Data shown start

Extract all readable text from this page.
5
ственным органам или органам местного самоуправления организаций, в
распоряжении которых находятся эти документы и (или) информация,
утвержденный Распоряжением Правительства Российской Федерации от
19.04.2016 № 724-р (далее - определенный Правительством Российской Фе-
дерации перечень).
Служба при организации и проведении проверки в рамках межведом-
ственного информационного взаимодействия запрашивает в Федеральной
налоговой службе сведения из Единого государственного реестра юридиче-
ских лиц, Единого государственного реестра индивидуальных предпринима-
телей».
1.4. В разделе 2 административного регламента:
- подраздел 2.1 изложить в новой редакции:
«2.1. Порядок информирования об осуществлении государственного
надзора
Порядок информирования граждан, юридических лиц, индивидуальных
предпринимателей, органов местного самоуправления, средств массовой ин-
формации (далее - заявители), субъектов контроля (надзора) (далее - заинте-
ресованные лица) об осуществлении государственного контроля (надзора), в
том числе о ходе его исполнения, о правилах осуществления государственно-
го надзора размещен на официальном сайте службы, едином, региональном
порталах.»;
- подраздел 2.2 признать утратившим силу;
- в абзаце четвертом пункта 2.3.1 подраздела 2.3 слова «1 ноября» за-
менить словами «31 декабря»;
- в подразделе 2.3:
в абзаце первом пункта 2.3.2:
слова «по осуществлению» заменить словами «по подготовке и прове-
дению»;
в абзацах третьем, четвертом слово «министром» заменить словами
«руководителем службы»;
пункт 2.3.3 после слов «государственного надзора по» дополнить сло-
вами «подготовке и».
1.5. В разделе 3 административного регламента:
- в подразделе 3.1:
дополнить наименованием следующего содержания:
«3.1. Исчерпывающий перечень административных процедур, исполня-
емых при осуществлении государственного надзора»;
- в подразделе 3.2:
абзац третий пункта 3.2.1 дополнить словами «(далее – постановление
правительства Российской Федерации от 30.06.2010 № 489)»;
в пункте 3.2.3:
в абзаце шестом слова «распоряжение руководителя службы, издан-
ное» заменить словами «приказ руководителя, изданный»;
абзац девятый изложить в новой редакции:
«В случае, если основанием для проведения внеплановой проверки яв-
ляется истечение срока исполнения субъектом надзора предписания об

Data shown end

__Work instructions__. Set all of the records down again, exactly as they stand.

__Complete response__.
Extract all readable text from this page.
5
ственным органам или органам местного самоуправления организаций, в
распоряжении которых находятся эти документы и (или) информация,
утвержденный Распоряжением Правительства Российской Федерации от
19.04.2016 № 724-р (далее - определенный Правительством Российской Фе-
дерации перечень).
Служба при организации и проведении проверки в рамках межведом-
ственного информационного взаимодействия запрашивает в Федеральной
налоговой службе сведения из Единого государственного реестра юридиче-
ских лиц, Единого государственного реестра индивидуальных предпринима-
телей».
1.4. В разделе 2 административного регламента:
- подраздел 2.1 изложить в новой редакции:
«2.1. Порядок информирования об осуществлении государственного
надзора
Порядок информирования граждан, юридических лиц, индивидуальных
предпринимателей, органов местного самоуправления, средств массовой ин-
формации (далее - заявители), субъектов контроля (надзора) (далее - заинте-
ресованные лица) об осуществлении государственного контроля (надзора), в
том числе о ходе его исполнения, о правилах осуществления государственно-
го надзора размещен на официальном сайте службы, едином, региональном
порталах.»;
- подраздел 2.2 признать утратившим силу;
- в абзаце четвертом пункта 2.3.1 подраздела 2.3 слова «1 ноября» за-
менить словами «31 декабря»;
- в подразделе 2.3:
в абзаце первом пункта 2.3.2:
слова «по осуществлению» заменить словами «по подготовке и прове-
дению»;
в абзацах третьем, четвертом слово «министром» заменить словами
«руководителем службы»;
пункт 2.3.3 после слов «государственного надзора по» дополнить сло-
вами «подготовке и».
1.5. В разделе 3 административного регламента:
- в подразделе 3.1:
дополнить наименованием следующего содержания:
«3.1. Исчерпывающий перечень административных процедур, исполня-
емых при осуществлении государственного надзора»;
- в подразделе 3.2:
абзац третий пункта 3.2.1 дополнить словами «(далее – постановление
правительства Российской Федерации от 30.06.2010 № 489)»;
в пункте 3.2.3:
в абзаце шестом слова «распоряжение руководителя службы, издан-
ное» заменить словами «приказ руководителя, изданный»;
абзац девятый изложить в новой редакции:
«В случае, если основанием для проведения внеплановой проверки яв-
ляется истечение срока исполнения субъектом надзора предписания об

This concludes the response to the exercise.